## [GOAL OF THE EXERCISE]
Copy each line that holds "Catania".
-- -- --
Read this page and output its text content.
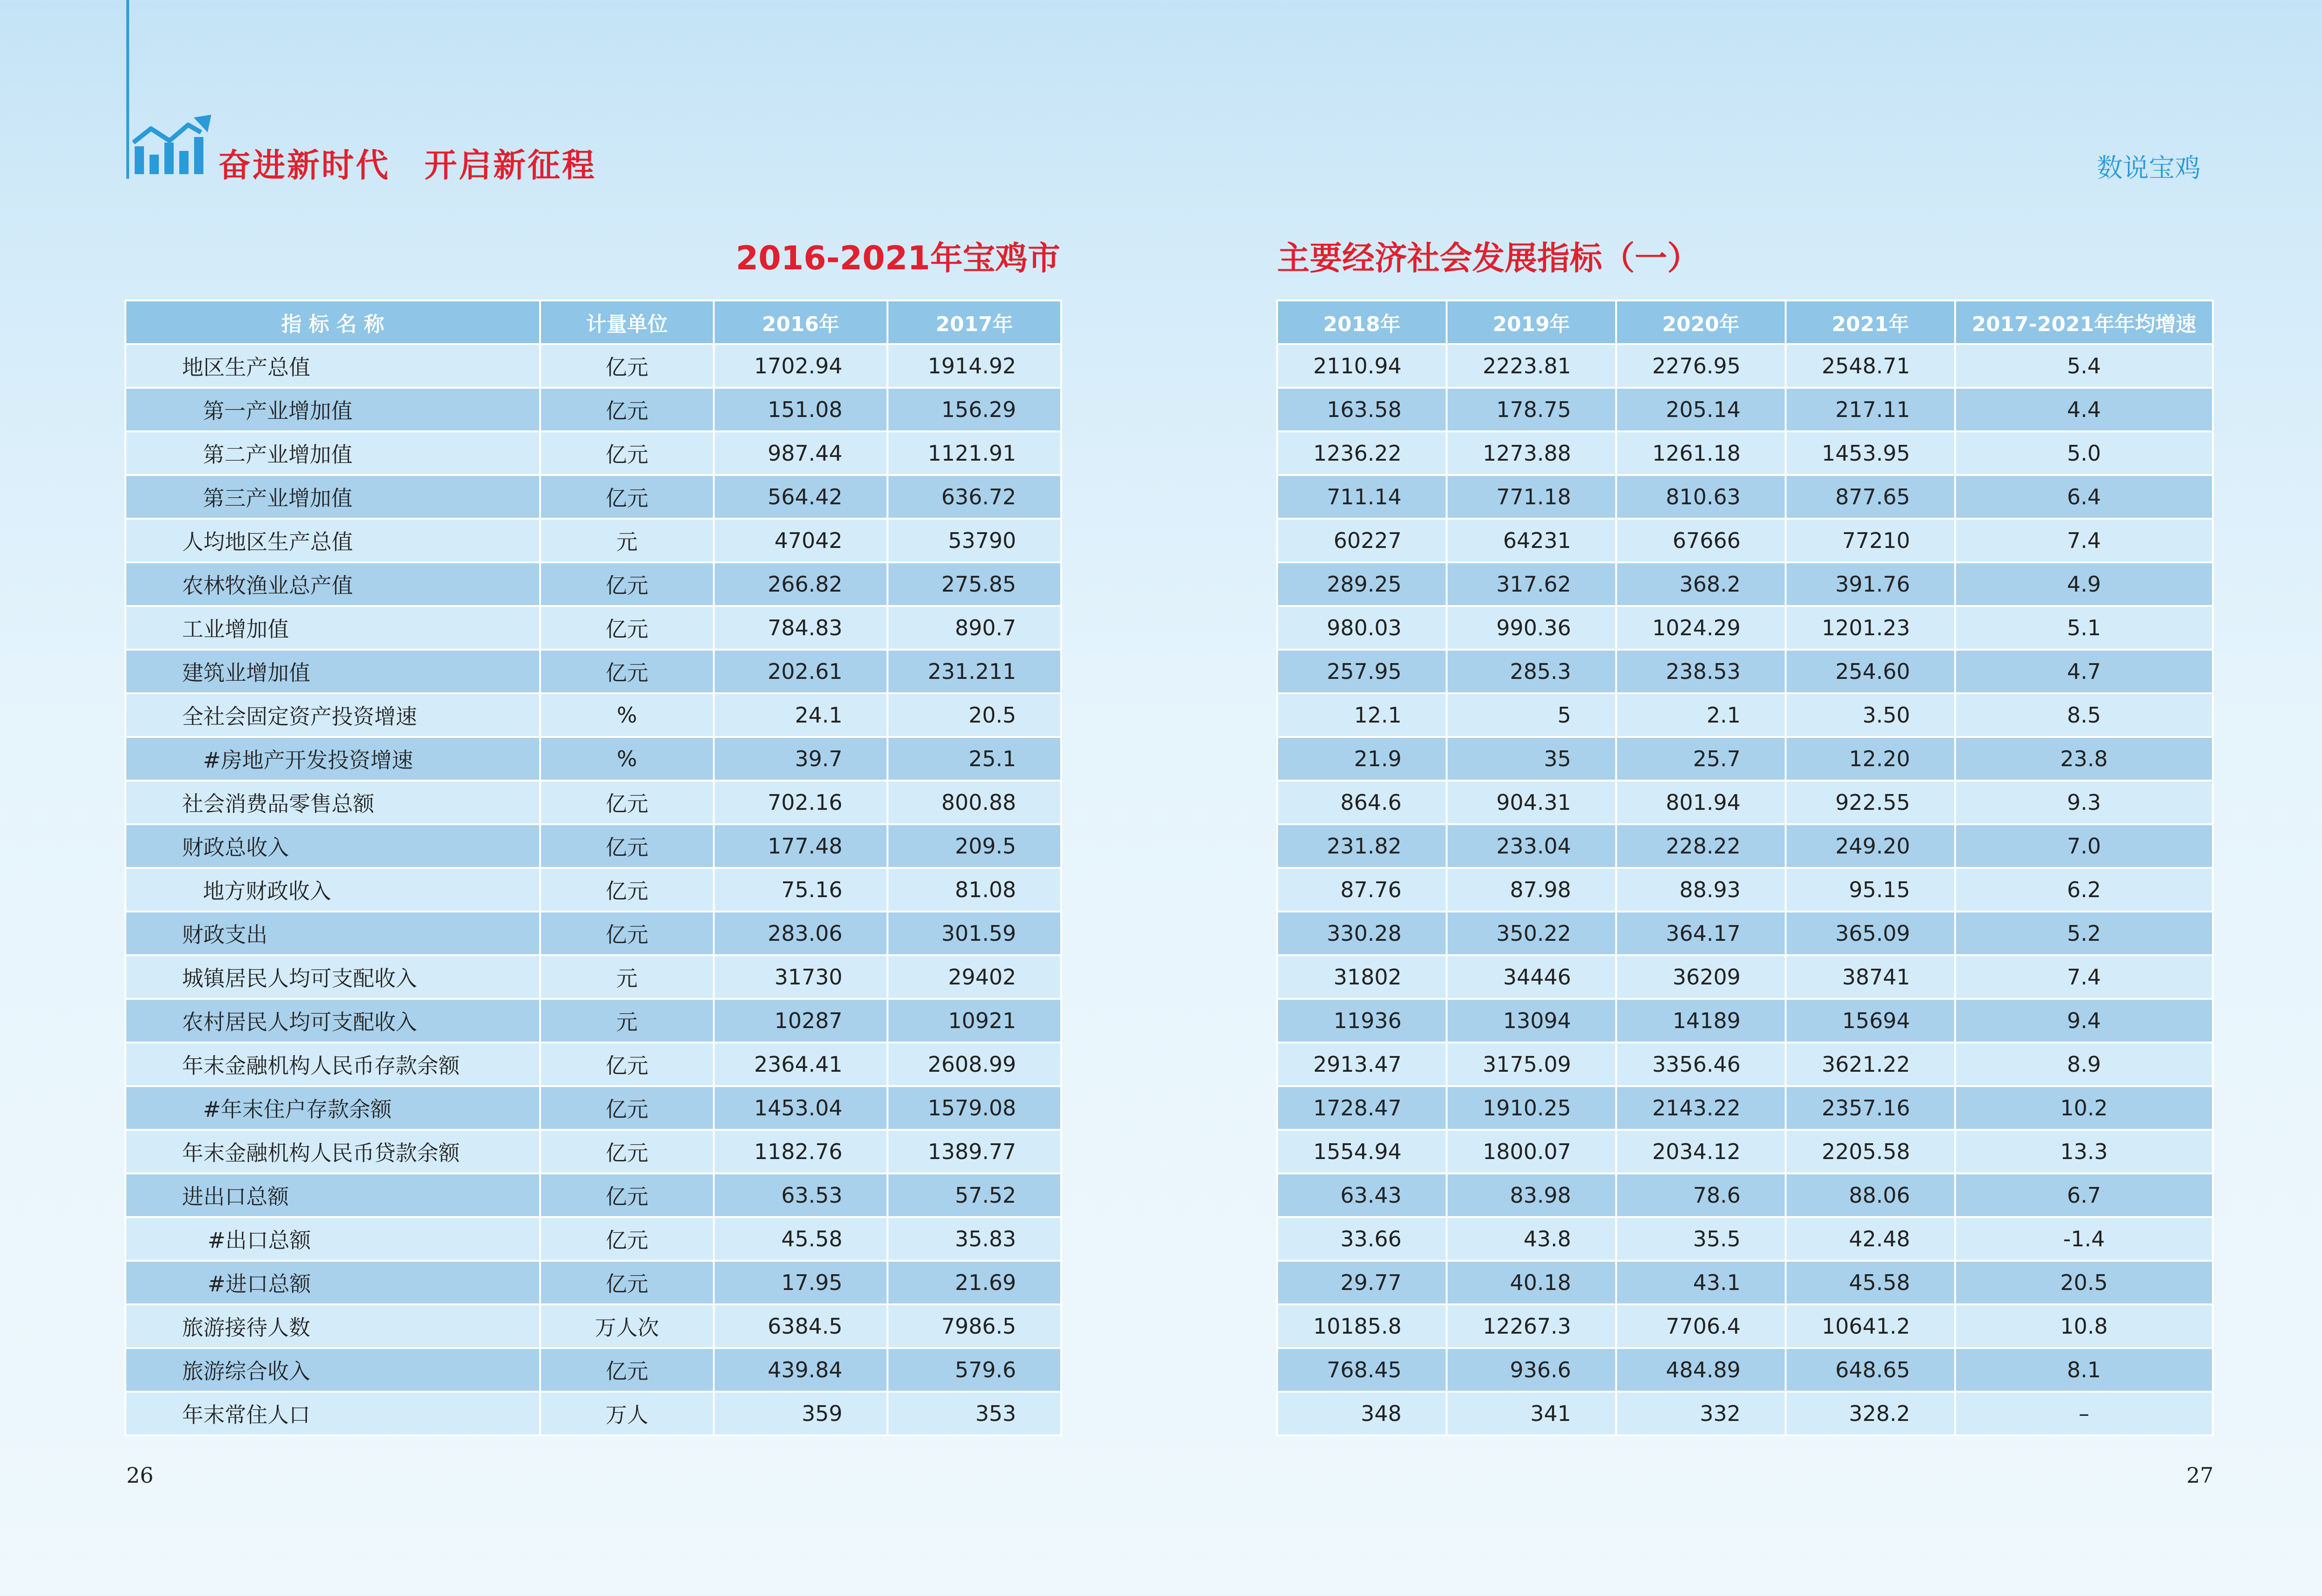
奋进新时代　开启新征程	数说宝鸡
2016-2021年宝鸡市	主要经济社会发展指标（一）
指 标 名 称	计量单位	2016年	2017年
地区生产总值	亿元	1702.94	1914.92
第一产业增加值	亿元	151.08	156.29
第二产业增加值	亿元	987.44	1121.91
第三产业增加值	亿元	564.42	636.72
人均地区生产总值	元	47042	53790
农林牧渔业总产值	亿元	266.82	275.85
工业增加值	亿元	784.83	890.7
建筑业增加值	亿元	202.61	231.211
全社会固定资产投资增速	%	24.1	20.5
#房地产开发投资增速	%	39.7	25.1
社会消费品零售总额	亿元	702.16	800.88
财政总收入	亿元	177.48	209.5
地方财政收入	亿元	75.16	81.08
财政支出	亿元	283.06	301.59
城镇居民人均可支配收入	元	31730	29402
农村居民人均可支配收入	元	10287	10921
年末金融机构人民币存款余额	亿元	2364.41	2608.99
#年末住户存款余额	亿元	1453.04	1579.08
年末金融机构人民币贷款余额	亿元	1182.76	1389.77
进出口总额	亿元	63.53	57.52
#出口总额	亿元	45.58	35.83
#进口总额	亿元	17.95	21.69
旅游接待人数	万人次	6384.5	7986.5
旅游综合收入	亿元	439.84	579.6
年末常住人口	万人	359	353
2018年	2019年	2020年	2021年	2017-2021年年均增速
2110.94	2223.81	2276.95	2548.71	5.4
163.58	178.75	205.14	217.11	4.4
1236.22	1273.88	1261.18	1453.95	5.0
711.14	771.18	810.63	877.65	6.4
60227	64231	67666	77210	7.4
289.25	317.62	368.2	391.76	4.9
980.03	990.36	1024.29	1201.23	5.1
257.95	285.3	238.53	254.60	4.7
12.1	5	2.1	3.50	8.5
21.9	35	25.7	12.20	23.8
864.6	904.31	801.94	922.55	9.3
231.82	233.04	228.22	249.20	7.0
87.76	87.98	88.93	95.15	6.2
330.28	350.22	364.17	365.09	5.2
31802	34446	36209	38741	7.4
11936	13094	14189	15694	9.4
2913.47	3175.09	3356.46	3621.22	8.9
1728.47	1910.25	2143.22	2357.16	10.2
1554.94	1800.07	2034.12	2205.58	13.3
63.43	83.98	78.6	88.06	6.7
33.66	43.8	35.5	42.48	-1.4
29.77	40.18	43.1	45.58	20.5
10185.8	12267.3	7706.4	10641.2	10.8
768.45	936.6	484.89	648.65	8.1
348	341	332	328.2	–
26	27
-- -- --
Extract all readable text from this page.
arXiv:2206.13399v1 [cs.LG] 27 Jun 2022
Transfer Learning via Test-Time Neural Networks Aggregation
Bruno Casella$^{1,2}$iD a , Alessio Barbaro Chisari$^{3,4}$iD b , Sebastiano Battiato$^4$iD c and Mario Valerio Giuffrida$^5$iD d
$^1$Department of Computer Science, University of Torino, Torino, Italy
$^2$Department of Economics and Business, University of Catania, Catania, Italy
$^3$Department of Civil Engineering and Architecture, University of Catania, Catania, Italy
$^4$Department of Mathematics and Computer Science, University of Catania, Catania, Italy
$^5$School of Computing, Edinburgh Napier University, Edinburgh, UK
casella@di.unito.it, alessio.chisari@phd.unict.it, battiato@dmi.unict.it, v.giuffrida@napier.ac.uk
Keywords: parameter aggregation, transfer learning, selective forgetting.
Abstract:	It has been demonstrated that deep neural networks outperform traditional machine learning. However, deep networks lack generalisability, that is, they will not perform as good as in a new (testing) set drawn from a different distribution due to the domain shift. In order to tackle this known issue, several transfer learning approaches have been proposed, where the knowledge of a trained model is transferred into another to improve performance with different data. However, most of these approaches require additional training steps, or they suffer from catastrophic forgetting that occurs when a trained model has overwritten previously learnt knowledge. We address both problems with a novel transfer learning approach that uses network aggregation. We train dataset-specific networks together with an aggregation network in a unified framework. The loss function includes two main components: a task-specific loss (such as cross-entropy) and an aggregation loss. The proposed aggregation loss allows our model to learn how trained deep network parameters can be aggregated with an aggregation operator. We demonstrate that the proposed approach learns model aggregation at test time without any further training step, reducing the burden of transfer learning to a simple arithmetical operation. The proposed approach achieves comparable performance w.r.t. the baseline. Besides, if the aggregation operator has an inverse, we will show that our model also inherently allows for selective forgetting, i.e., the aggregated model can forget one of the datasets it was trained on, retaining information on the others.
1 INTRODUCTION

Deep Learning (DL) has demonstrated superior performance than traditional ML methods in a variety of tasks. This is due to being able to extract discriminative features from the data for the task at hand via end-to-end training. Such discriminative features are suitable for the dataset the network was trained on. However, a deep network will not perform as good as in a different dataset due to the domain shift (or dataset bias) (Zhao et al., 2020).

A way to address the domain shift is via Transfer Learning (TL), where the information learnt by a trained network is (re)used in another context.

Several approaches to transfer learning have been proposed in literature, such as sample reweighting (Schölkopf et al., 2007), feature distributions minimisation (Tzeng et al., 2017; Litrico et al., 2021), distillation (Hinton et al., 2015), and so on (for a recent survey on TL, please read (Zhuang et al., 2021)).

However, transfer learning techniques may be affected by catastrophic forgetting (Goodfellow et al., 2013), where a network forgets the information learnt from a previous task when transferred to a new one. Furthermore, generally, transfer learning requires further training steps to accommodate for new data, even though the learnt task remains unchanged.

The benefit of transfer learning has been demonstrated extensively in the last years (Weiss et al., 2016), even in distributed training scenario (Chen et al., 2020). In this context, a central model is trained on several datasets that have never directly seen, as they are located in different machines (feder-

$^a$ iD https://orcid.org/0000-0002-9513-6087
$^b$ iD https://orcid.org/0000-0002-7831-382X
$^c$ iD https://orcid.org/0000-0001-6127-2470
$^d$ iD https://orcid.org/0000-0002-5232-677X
-- -- --
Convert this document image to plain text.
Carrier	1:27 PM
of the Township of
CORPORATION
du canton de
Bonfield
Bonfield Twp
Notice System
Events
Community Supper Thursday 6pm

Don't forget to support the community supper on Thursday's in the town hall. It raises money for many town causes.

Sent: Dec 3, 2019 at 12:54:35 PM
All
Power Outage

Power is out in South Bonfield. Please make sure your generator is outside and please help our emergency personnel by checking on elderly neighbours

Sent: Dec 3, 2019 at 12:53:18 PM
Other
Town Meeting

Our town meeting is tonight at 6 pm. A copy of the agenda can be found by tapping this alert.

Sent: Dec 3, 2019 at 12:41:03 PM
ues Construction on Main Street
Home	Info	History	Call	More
-- -- --
## [RESPONSE FOR THIS EXERCISE]
$^2$Department of Economics and Business, University of Catania, Catania, Italy
$^3$Department of Civil Engineering and Architecture, University of Catania, Catania, Italy
$^4$Department of Mathematics and Computer Science, University of Catania, Catania, Italy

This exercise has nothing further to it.